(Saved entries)
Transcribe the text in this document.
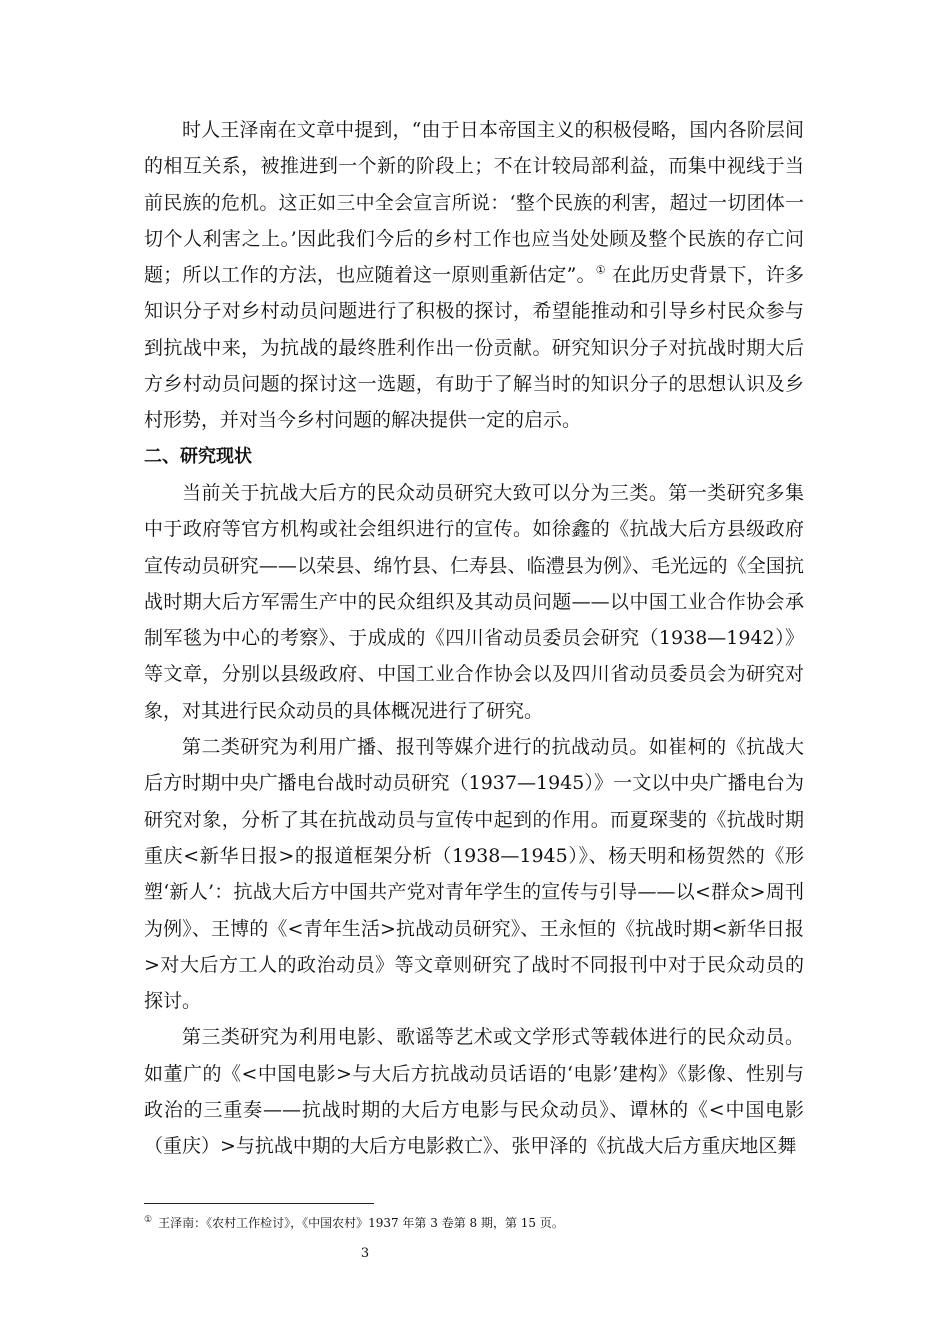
时人王泽南在文章中提到，“由于日本帝国主义的积极侵略，国内各阶层间的相互关系，被推进到一个新的阶段上；不在计较局部利益，而集中视线于当前民族的危机。这正如三中全会宣言所说：‘整个民族的利害，超过一切团体一切个人利害之上。’因此我们今后的乡村工作也应当处处顾及整个民族的存亡问题；所以工作的方法，也应随着这一原则重新估定”。① 在此历史背景下，许多知识分子对乡村动员问题进行了积极的探讨，希望能推动和引导乡村民众参与到抗战中来，为抗战的最终胜利作出一份贡献。研究知识分子对抗战时期大后方乡村动员问题的探讨这一选题，有助于了解当时的知识分子的思想认识及乡村形势，并对当今乡村问题的解决提供一定的启示。

二、研究现状

当前关于抗战大后方的民众动员研究大致可以分为三类。第一类研究多集中于政府等官方机构或社会组织进行的宣传。如徐鑫的《抗战大后方县级政府宣传动员研究——以荣县、绵竹县、仁寿县、临澧县为例》、毛光远的《全国抗战时期大后方军需生产中的民众组织及其动员问题——以中国工业合作协会承制军毯为中心的考察》、于成成的《四川省动员委员会研究（1938—1942）》等文章，分别以县级政府、中国工业合作协会以及四川省动员委员会为研究对象，对其进行民众动员的具体概况进行了研究。

第二类研究为利用广播、报刊等媒介进行的抗战动员。如崔柯的《抗战大后方时期中央广播电台战时动员研究（1937—1945）》一文以中央广播电台为研究对象，分析了其在抗战动员与宣传中起到的作用。而夏琛斐的《抗战时期重庆<新华日报>的报道框架分析（1938—1945）》、杨天明和杨贺然的《形塑‘新人’：抗战大后方中国共产党对青年学生的宣传与引导——以<群众>周刊为例》、王博的《<青年生活>抗战动员研究》、王永恒的《抗战时期<新华日报>对大后方工人的政治动员》等文章则研究了战时不同报刊中对于民众动员的探讨。

第三类研究为利用电影、歌谣等艺术或文学形式等载体进行的民众动员。如董广的《<中国电影>与大后方抗战动员话语的‘电影’建构》《影像、性别与政治的三重奏——抗战时期的大后方电影与民众动员》、谭林的《<中国电影（重庆）>与抗战中期的大后方电影救亡》、张甲泽的《抗战大后方重庆地区舞

① 王泽南：《农村工作检讨》，《中国农村》1937 年第 3 卷第 8 期，第 15 页。
3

» **Work instructions**:
Reproduce the data word for word, excluding its pictures.

» **Answer for the task**:
Transcribe the text in this document.
时人王泽南在文章中提到，“由于日本帝国主义的积极侵略，国内各阶层间的相互关系，被推进到一个新的阶段上；不在计较局部利益，而集中视线于当前民族的危机。这正如三中全会宣言所说：‘整个民族的利害，超过一切团体一切个人利害之上。’因此我们今后的乡村工作也应当处处顾及整个民族的存亡问题；所以工作的方法，也应随着这一原则重新估定”。① 在此历史背景下，许多知识分子对乡村动员问题进行了积极的探讨，希望能推动和引导乡村民众参与到抗战中来，为抗战的最终胜利作出一份贡献。研究知识分子对抗战时期大后方乡村动员问题的探讨这一选题，有助于了解当时的知识分子的思想认识及乡村形势，并对当今乡村问题的解决提供一定的启示。

二、研究现状

当前关于抗战大后方的民众动员研究大致可以分为三类。第一类研究多集中于政府等官方机构或社会组织进行的宣传。如徐鑫的《抗战大后方县级政府宣传动员研究——以荣县、绵竹县、仁寿县、临澧县为例》、毛光远的《全国抗战时期大后方军需生产中的民众组织及其动员问题——以中国工业合作协会承制军毯为中心的考察》、于成成的《四川省动员委员会研究（1938—1942）》等文章，分别以县级政府、中国工业合作协会以及四川省动员委员会为研究对象，对其进行民众动员的具体概况进行了研究。

第二类研究为利用广播、报刊等媒介进行的抗战动员。如崔柯的《抗战大后方时期中央广播电台战时动员研究（1937—1945）》一文以中央广播电台为研究对象，分析了其在抗战动员与宣传中起到的作用。而夏琛斐的《抗战时期重庆<新华日报>的报道框架分析（1938—1945）》、杨天明和杨贺然的《形塑‘新人’：抗战大后方中国共产党对青年学生的宣传与引导——以<群众>周刊为例》、王博的《<青年生活>抗战动员研究》、王永恒的《抗战时期<新华日报>对大后方工人的政治动员》等文章则研究了战时不同报刊中对于民众动员的探讨。

第三类研究为利用电影、歌谣等艺术或文学形式等载体进行的民众动员。如董广的《<中国电影>与大后方抗战动员话语的‘电影’建构》《影像、性别与政治的三重奏——抗战时期的大后方电影与民众动员》、谭林的《<中国电影（重庆）>与抗战中期的大后方电影救亡》、张甲泽的《抗战大后方重庆地区舞

① 王泽南：《农村工作检讨》，《中国农村》1937 年第 3 卷第 8 期，第 15 页。
3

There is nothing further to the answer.